Instructions for the task:
Search the material below for the word "para" and copy every line in which it occurs.

[Saved entries]
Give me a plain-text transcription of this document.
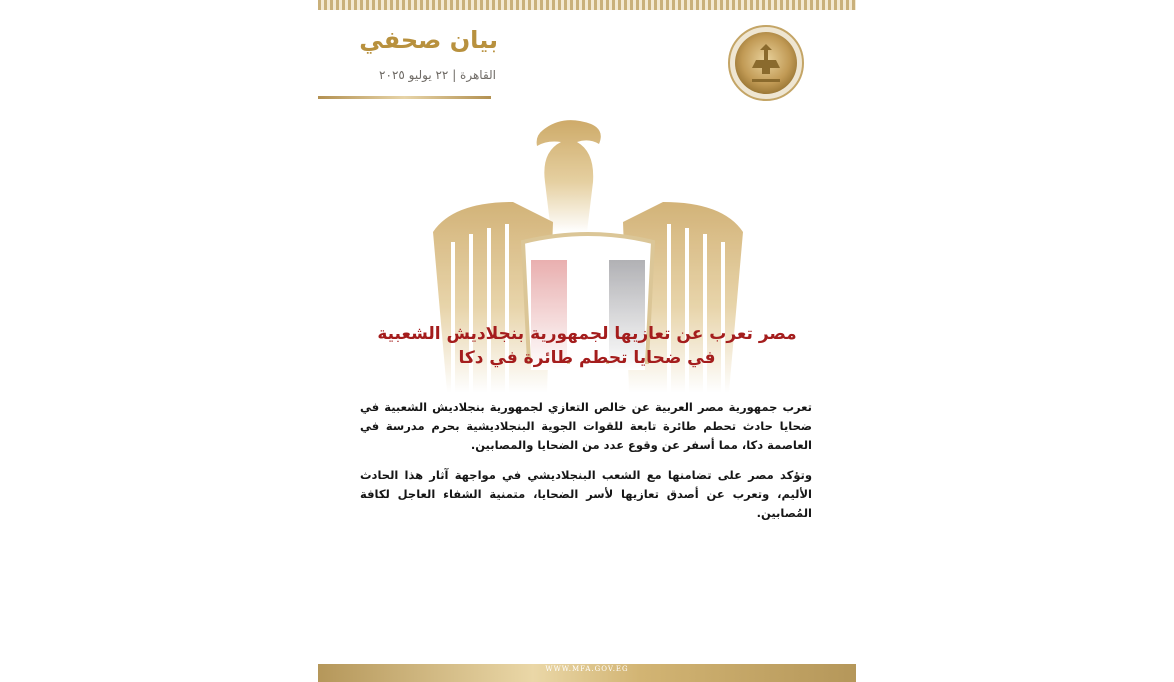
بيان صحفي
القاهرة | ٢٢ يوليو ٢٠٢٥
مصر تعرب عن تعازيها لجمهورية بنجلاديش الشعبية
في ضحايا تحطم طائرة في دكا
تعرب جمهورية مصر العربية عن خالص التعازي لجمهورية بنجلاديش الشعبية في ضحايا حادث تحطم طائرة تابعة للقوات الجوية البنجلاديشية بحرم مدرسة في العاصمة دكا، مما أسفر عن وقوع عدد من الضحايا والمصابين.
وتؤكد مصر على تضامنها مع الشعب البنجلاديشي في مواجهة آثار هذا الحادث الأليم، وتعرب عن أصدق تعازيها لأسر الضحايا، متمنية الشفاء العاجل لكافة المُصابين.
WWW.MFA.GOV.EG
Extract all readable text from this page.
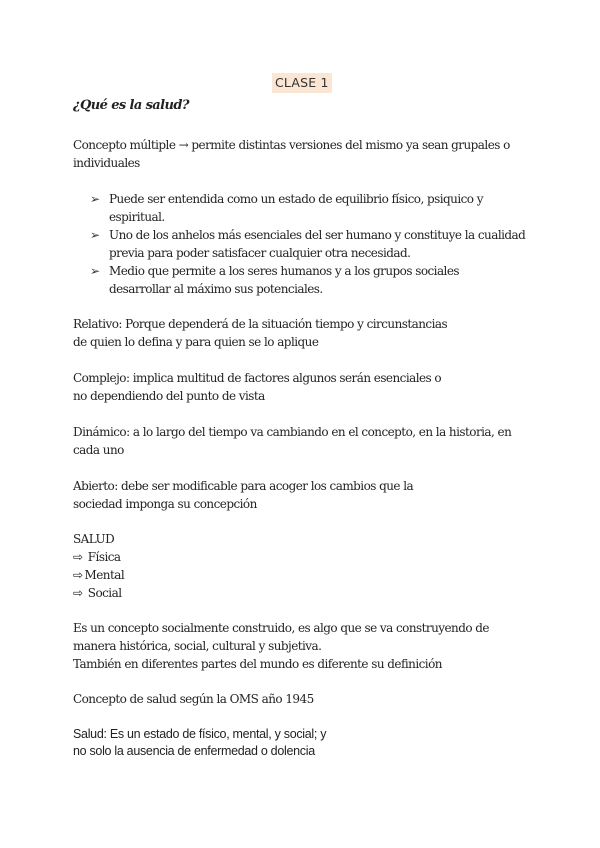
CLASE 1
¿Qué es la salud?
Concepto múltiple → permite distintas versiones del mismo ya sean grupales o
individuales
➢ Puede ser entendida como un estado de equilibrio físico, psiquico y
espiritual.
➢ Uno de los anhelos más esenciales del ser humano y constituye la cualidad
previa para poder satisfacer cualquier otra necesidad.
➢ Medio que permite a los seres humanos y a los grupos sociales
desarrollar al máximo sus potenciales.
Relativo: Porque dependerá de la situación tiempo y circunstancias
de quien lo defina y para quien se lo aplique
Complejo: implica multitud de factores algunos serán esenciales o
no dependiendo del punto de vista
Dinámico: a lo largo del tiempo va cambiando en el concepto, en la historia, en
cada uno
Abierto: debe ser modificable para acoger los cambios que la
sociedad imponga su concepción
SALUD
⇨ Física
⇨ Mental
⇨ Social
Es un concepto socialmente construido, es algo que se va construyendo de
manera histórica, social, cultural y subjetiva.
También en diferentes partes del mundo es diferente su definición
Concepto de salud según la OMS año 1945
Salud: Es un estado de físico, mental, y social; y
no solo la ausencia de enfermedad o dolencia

--

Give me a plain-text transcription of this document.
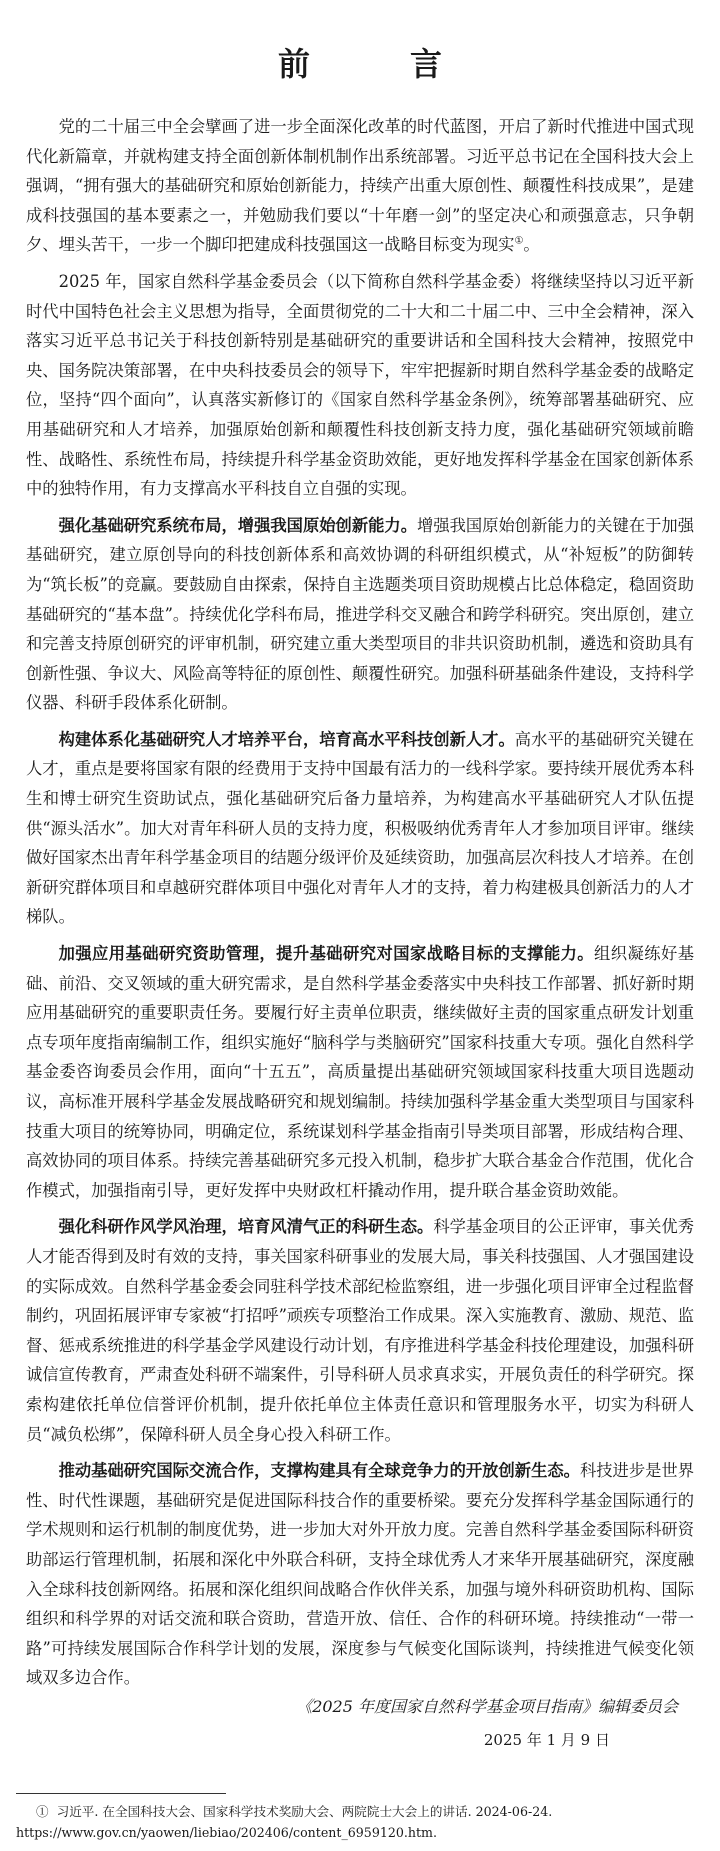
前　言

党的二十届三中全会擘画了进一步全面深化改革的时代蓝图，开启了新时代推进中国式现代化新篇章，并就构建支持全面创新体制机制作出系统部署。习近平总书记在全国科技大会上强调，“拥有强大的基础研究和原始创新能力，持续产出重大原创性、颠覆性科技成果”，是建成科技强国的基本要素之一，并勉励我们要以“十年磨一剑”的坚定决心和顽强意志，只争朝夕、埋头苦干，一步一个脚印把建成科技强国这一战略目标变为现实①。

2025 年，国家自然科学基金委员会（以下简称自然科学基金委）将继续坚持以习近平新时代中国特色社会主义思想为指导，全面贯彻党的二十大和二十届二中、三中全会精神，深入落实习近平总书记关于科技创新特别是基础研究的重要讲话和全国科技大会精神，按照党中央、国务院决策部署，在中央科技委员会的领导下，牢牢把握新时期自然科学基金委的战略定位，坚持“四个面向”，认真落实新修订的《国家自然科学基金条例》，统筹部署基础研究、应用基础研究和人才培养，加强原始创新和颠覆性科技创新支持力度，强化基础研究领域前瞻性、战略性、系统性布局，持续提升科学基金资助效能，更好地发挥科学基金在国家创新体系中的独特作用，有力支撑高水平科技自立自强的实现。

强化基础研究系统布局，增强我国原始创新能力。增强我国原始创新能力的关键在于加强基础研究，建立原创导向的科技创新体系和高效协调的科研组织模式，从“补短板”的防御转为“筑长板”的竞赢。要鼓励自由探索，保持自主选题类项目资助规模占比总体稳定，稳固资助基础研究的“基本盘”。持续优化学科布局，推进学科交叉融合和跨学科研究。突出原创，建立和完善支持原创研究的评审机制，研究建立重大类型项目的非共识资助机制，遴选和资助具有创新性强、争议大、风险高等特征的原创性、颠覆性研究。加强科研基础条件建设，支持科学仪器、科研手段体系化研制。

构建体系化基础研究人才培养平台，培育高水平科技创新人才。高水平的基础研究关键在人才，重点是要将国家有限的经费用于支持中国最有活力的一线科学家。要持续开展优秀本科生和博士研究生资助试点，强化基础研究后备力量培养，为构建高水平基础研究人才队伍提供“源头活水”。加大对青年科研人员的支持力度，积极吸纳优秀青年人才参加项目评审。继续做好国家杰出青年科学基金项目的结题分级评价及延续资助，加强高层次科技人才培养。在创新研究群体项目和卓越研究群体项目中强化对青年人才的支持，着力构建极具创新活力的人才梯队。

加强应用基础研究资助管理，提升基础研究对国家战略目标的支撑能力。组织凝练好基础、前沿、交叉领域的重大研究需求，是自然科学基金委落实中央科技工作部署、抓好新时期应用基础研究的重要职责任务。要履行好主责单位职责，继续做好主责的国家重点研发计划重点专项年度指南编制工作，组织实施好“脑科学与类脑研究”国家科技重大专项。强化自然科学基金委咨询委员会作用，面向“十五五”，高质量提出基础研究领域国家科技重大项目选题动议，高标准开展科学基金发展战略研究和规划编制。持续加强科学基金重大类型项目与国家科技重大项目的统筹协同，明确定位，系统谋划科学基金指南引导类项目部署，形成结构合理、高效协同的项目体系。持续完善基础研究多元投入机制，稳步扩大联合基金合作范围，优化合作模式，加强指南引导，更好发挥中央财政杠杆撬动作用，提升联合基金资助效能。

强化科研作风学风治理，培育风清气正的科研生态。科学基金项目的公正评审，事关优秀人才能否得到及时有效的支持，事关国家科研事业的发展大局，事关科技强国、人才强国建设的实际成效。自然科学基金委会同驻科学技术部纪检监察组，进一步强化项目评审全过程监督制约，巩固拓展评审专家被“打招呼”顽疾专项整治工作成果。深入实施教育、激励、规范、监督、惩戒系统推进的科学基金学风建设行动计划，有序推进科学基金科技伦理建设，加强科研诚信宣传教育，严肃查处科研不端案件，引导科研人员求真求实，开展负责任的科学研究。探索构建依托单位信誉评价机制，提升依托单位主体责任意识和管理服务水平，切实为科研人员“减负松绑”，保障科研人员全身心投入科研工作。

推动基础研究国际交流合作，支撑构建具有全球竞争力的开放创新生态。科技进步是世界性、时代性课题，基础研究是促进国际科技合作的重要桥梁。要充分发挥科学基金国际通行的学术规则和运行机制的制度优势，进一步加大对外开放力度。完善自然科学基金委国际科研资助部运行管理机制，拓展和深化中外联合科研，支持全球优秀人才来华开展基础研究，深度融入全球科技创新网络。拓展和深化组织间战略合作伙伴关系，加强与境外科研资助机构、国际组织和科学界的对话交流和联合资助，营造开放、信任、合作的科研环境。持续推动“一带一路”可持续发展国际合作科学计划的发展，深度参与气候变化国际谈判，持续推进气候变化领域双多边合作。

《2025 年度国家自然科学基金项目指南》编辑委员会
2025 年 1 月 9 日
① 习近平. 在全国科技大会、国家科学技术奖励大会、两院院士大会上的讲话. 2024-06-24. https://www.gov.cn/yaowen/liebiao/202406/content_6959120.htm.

Exercise output:
previa para poder satisfacer cualquier otra necesidad.
de quien lo defina y para quien se lo aplique
Abierto: debe ser modificable para acoger los cambios que la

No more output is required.